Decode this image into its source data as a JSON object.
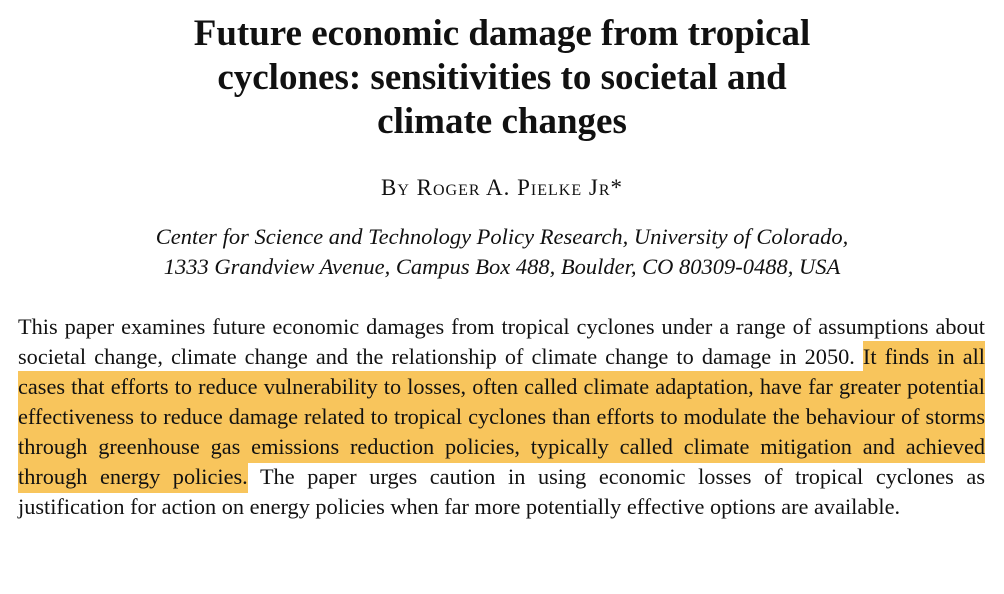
{
  "header": {
    "title_lines": [
      "Future economic damage from tropical",
      "cyclones: sensitivities to societal and",
      "climate changes"
    ],
    "byline": "By Roger A. Pielke Jr*",
    "affiliation_lines": [
      "Center for Science and Technology Policy Research, University of Colorado,",
      "1333 Grandview Avenue, Campus Box 488, Boulder, CO 80309-0488, USA"
    ]
  },
  "abstract": {
    "text_before": "This paper examines future economic damages from tropical cyclones under a range of assumptions about societal change, climate change and the relationship of climate change to damage in 2050.",
    "highlighted": "It finds in all cases that efforts to reduce vulnerability to losses, often called climate adaptation, have far greater potential effectiveness to reduce damage related to tropical cyclones than efforts to modulate the behaviour of storms through greenhouse gas emissions reduction policies, typically called climate mitigation and achieved through energy policies.",
    "text_after": "The paper urges caution in using economic losses of tropical cyclones as justification for action on energy policies when far more potentially effective options are available."
  }
}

══════

Each line of the material must be retyped exactly, except that images are omitted.

• FULL ANSWER
Decode this image into its source data as a JSON object.
{
  "header": {
    "title_lines": [
      "Future economic damage from tropical",
      "cyclones: sensitivities to societal and",
      "climate changes"
    ],
    "byline": "By Roger A. Pielke Jr*",
    "affiliation_lines": [
      "Center for Science and Technology Policy Research, University of Colorado,",
      "1333 Grandview Avenue, Campus Box 488, Boulder, CO 80309-0488, USA"
    ]
  },
  "abstract": {
    "text_before": "This paper examines future economic damages from tropical cyclones under a range of assumptions about societal change, climate change and the relationship of climate change to damage in 2050.",
    "highlighted": "It finds in all cases that efforts to reduce vulnerability to losses, often called climate adaptation, have far greater potential effectiveness to reduce damage related to tropical cyclones than efforts to modulate the behaviour of storms through greenhouse gas emissions reduction policies, typically called climate mitigation and achieved through energy policies.",
    "text_after": "The paper urges caution in using economic losses of tropical cyclones as justification for action on energy policies when far more potentially effective options are available."
  }
}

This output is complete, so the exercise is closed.